Given task:
Identify the lines bearing the string "been" and gather them.

Data records:

----

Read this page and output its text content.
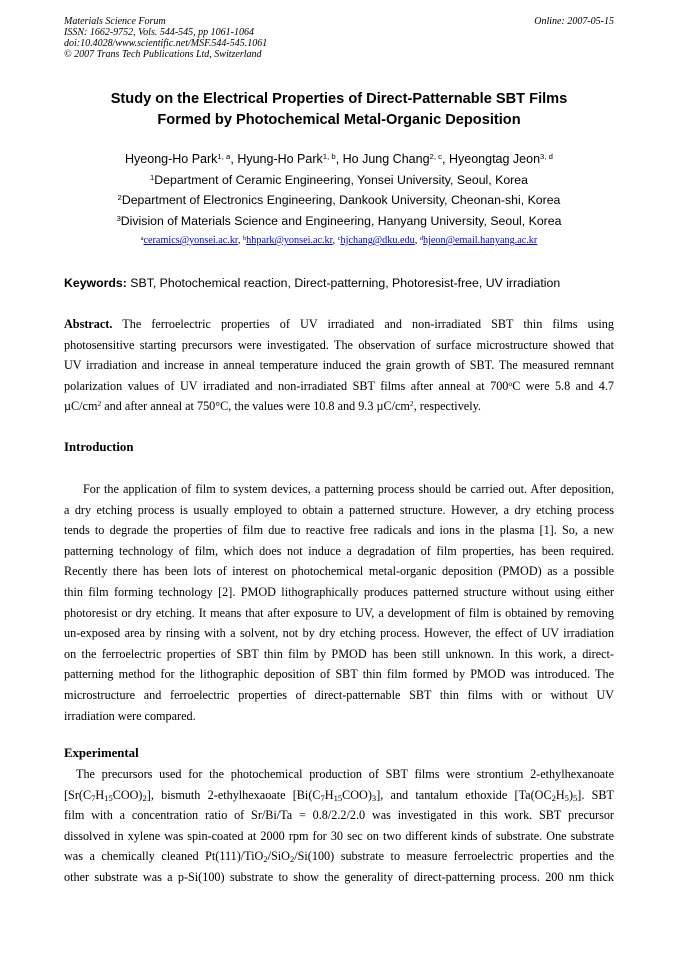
Materials Science Forum
ISSN: 1662-9752, Vols. 544-545, pp 1061-1064
doi:10.4028/www.scientific.net/MSF.544-545.1061
© 2007 Trans Tech Publications Ltd, Switzerland
Online: 2007-05-15
Study on the Electrical Properties of Direct-Patternable SBT Films
Formed by Photochemical Metal-Organic Deposition
Hyeong-Ho Park$^{1, a}$, Hyung-Ho Park$^{1, b}$, Ho Jung Chang$^{2, c}$, Hyeongtag Jeon$^{3, d}$
$^1$Department of Ceramic Engineering, Yonsei University, Seoul, Korea
$^2$Department of Electronics Engineering, Dankook University, Cheonan-shi, Korea
$^3$Division of Materials Science and Engineering, Hanyang University, Seoul, Korea
$^a$ceramics@yonsei.ac.kr, $^b$hhpark@yonsei.ac.kr, $^c$hjchang@dku.edu, $^d$hjeon@email.hanyang.ac.kr
Keywords: SBT, Photochemical reaction, Direct-patterning, Photoresist-free, UV irradiation
Abstract. The ferroelectric properties of UV irradiated and non-irradiated SBT thin films using
photosensitive starting precursors were investigated. The observation of surface microstructure showed that
UV irradiation and increase in anneal temperature induced the grain growth of SBT. The measured remnant
polarization values of UV irradiated and non-irradiated SBT films after anneal at 700$^o$C were 5.8 and 4.7
$\mu C/cm^2$ and after anneal at 750°C, the values were 10.8 and 9.3 $\mu C/cm^2$, respectively.
Introduction
For the application of film to system devices, a patterning process should be carried out. After deposition,
a dry etching process is usually employed to obtain a patterned structure. However, a dry etching process
tends to degrade the properties of film due to reactive free radicals and ions in the plasma [1]. So, a new
patterning technology of film, which does not induce a degradation of film properties, has been required.
Recently there has been lots of interest on photochemical metal-organic deposition (PMOD) as a possible
thin film forming technology [2]. PMOD lithographically produces patterned structure without using either
photoresist or dry etching. It means that after exposure to UV, a development of film is obtained by removing
un-exposed area by rinsing with a solvent, not by dry etching process. However, the effect of UV irradiation
on the ferroelectric properties of SBT thin film by PMOD has been still unknown. In this work, a direct-
patterning method for the lithographic deposition of SBT thin film formed by PMOD was introduced. The
microstructure and ferroelectric properties of direct-patternable SBT thin films with or without UV
irradiation were compared.
Experimental
The precursors used for the photochemical production of SBT films were strontium 2-ethylhexanoate
$[Sr(C_7H_{15}COO)_2]$, bismuth 2-ethylhexaoate $[Bi(C_7H_{15}COO)_3]$, and tantalum ethoxide $[Ta(OC_2H_5)_5]$. SBT
film with a concentration ratio of Sr/Bi/Ta = 0.8/2.2/2.0 was investigated in this work. SBT precursor
dissolved in xylene was spin-coated at 2000 rpm for 30 sec on two different kinds of substrate. One substrate
was a chemically cleaned Pt(111)/TiO$_2$/SiO$_2$/Si(100) substrate to measure ferroelectric properties and the
other substrate was a p-Si(100) substrate to show the generality of direct-patterning process. 200 nm thick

----

Result for this exercise:
patterning technology of film, which does not induce a degradation of film properties, has been required.
Recently there has been lots of interest on photochemical metal-organic deposition (PMOD) as a possible
on the ferroelectric properties of SBT thin film by PMOD has been still unknown. In this work, a direct-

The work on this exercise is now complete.